Stored items from a collection:

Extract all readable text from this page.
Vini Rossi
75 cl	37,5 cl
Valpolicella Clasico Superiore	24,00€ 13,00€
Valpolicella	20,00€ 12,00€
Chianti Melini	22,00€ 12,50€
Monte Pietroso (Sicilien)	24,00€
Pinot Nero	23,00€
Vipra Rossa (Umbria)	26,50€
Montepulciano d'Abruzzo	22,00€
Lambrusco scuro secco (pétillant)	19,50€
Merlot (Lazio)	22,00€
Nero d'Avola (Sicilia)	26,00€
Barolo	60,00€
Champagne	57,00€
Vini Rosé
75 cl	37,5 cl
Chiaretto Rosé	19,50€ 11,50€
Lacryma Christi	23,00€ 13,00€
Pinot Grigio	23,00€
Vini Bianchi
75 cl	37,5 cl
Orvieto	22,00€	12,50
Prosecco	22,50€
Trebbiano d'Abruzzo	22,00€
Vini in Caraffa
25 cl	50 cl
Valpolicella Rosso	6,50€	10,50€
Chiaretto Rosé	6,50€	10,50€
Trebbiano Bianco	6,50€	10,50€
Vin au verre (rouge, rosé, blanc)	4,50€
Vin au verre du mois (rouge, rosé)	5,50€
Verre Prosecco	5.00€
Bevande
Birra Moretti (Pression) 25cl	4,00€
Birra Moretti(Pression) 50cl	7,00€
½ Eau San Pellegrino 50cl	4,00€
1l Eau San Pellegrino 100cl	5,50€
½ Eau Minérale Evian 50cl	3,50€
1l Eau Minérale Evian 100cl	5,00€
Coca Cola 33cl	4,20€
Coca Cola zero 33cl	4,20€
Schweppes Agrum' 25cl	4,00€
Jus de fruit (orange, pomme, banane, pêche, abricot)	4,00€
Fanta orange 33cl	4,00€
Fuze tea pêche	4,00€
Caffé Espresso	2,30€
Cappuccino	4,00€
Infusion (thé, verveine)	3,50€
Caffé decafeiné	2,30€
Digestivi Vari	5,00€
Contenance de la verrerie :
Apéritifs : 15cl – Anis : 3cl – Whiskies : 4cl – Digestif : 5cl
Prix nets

=== GIVEN TASK ===
Reproduce every line of the material above exactly.

=== RESPONSE TO THE EXERCISE ===
Extract all readable text from this page.
Vini Rossi
75 cl	37,5 cl
Valpolicella Clasico Superiore	24,00€ 13,00€
Valpolicella	20,00€ 12,00€
Chianti Melini	22,00€ 12,50€
Monte Pietroso (Sicilien)	24,00€
Pinot Nero	23,00€
Vipra Rossa (Umbria)	26,50€
Montepulciano d'Abruzzo	22,00€
Lambrusco scuro secco (pétillant)	19,50€
Merlot (Lazio)	22,00€
Nero d'Avola (Sicilia)	26,00€
Barolo	60,00€
Champagne	57,00€
Vini Rosé
75 cl	37,5 cl
Chiaretto Rosé	19,50€ 11,50€
Lacryma Christi	23,00€ 13,00€
Pinot Grigio	23,00€
Vini Bianchi
75 cl	37,5 cl
Orvieto	22,00€	12,50
Prosecco	22,50€
Trebbiano d'Abruzzo	22,00€
Vini in Caraffa
25 cl	50 cl
Valpolicella Rosso	6,50€	10,50€
Chiaretto Rosé	6,50€	10,50€
Trebbiano Bianco	6,50€	10,50€
Vin au verre (rouge, rosé, blanc)	4,50€
Vin au verre du mois (rouge, rosé)	5,50€
Verre Prosecco	5.00€
Bevande
Birra Moretti (Pression) 25cl	4,00€
Birra Moretti(Pression) 50cl	7,00€
½ Eau San Pellegrino 50cl	4,00€
1l Eau San Pellegrino 100cl	5,50€
½ Eau Minérale Evian 50cl	3,50€
1l Eau Minérale Evian 100cl	5,00€
Coca Cola 33cl	4,20€
Coca Cola zero 33cl	4,20€
Schweppes Agrum' 25cl	4,00€
Jus de fruit (orange, pomme, banane, pêche, abricot)	4,00€
Fanta orange 33cl	4,00€
Fuze tea pêche	4,00€
Caffé Espresso	2,30€
Cappuccino	4,00€
Infusion (thé, verveine)	3,50€
Caffé decafeiné	2,30€
Digestivi Vari	5,00€
Contenance de la verrerie :
Apéritifs : 15cl – Anis : 3cl – Whiskies : 4cl – Digestif : 5cl
Prix nets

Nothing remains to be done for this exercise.